* [PROBLEM TO WORK ON]:
What lines of the data include the string "champagne"? Copy them all.

__________

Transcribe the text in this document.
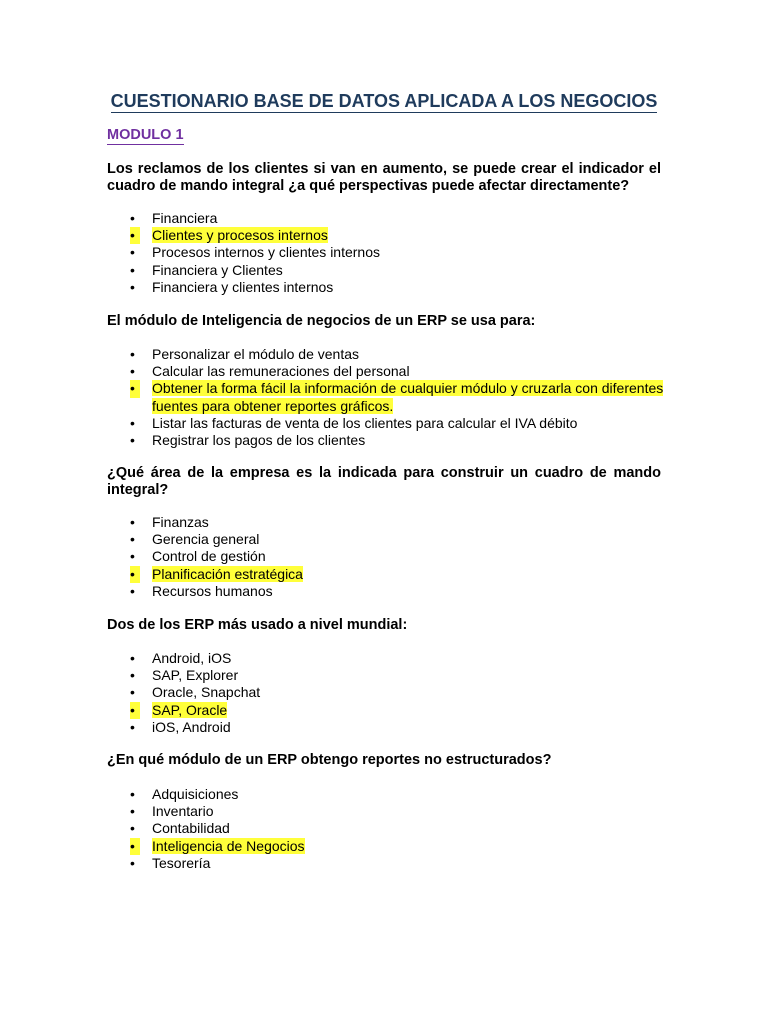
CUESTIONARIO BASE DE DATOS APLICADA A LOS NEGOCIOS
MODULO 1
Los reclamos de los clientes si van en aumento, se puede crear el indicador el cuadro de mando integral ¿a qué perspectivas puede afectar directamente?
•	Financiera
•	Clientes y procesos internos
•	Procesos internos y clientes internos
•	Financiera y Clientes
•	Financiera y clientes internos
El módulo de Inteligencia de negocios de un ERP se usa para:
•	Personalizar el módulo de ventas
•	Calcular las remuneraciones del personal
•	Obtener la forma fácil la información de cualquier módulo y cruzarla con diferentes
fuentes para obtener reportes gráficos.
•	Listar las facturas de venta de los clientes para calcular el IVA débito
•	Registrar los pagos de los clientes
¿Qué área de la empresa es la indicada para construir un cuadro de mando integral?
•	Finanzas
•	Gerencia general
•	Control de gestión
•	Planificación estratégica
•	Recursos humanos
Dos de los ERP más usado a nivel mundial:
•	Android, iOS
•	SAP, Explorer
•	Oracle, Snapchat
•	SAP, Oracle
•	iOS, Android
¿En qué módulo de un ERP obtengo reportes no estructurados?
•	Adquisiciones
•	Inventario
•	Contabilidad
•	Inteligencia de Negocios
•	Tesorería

__________

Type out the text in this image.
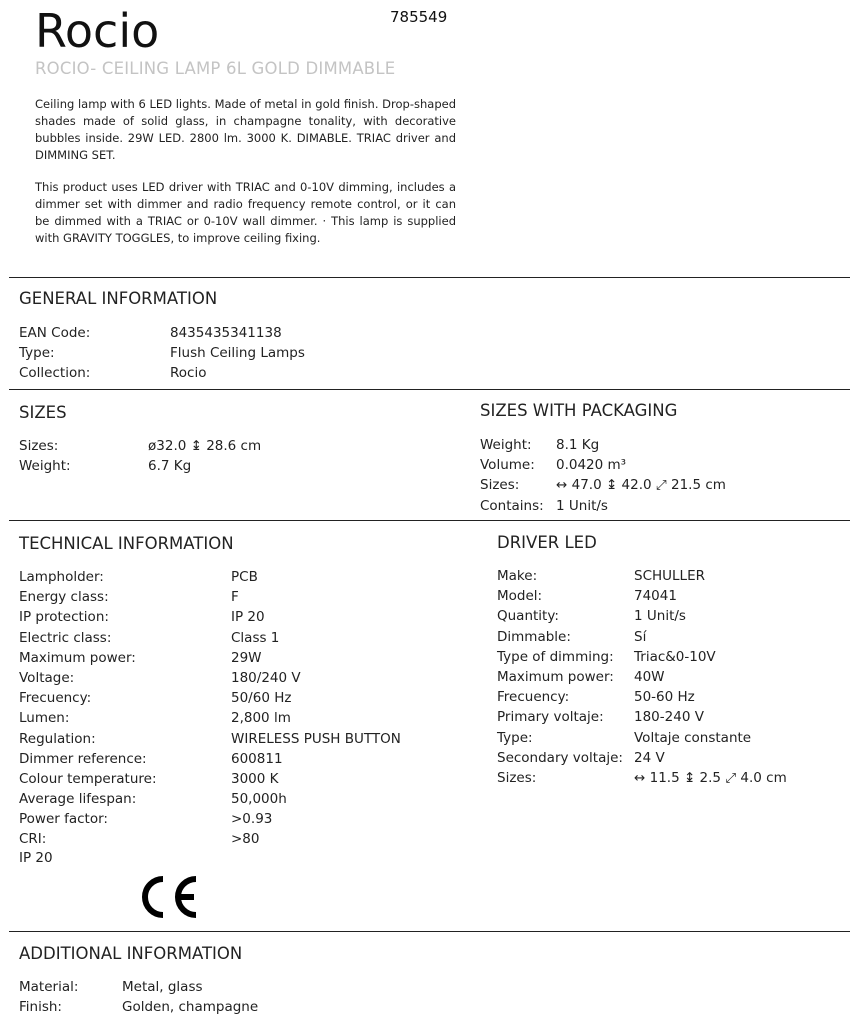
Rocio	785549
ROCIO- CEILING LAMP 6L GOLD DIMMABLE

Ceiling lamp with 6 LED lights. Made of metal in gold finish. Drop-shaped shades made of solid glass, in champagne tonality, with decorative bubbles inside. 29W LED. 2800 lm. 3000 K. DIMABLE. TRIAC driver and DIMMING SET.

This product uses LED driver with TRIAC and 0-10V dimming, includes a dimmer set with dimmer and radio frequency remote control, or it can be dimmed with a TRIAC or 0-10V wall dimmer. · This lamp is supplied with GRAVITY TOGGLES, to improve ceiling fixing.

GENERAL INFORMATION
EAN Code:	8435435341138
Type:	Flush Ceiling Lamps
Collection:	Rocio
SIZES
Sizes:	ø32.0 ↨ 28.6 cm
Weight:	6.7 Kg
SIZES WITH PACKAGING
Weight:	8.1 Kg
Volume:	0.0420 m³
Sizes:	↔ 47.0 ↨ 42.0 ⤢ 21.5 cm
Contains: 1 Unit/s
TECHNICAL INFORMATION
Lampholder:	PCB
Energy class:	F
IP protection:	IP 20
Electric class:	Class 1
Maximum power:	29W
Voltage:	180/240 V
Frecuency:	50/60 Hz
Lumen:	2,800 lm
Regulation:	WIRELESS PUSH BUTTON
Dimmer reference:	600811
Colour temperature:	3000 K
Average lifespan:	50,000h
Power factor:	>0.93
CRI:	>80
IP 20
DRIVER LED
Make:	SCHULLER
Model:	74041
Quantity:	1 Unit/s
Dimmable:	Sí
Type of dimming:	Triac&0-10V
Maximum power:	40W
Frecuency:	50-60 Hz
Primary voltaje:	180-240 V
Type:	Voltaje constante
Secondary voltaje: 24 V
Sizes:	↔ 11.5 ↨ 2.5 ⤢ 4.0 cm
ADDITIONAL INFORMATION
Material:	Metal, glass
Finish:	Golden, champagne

__________

* [FINISHED ANSWER]:
Ceiling lamp with 6 LED lights. Made of metal in gold finish. Drop-shaped shades made of solid glass, in champagne tonality, with decorative bubbles inside. 29W LED. 2800 lm. 3000 K. DIMABLE. TRIAC driver and DIMMING SET.
Finish:	Golden, champagne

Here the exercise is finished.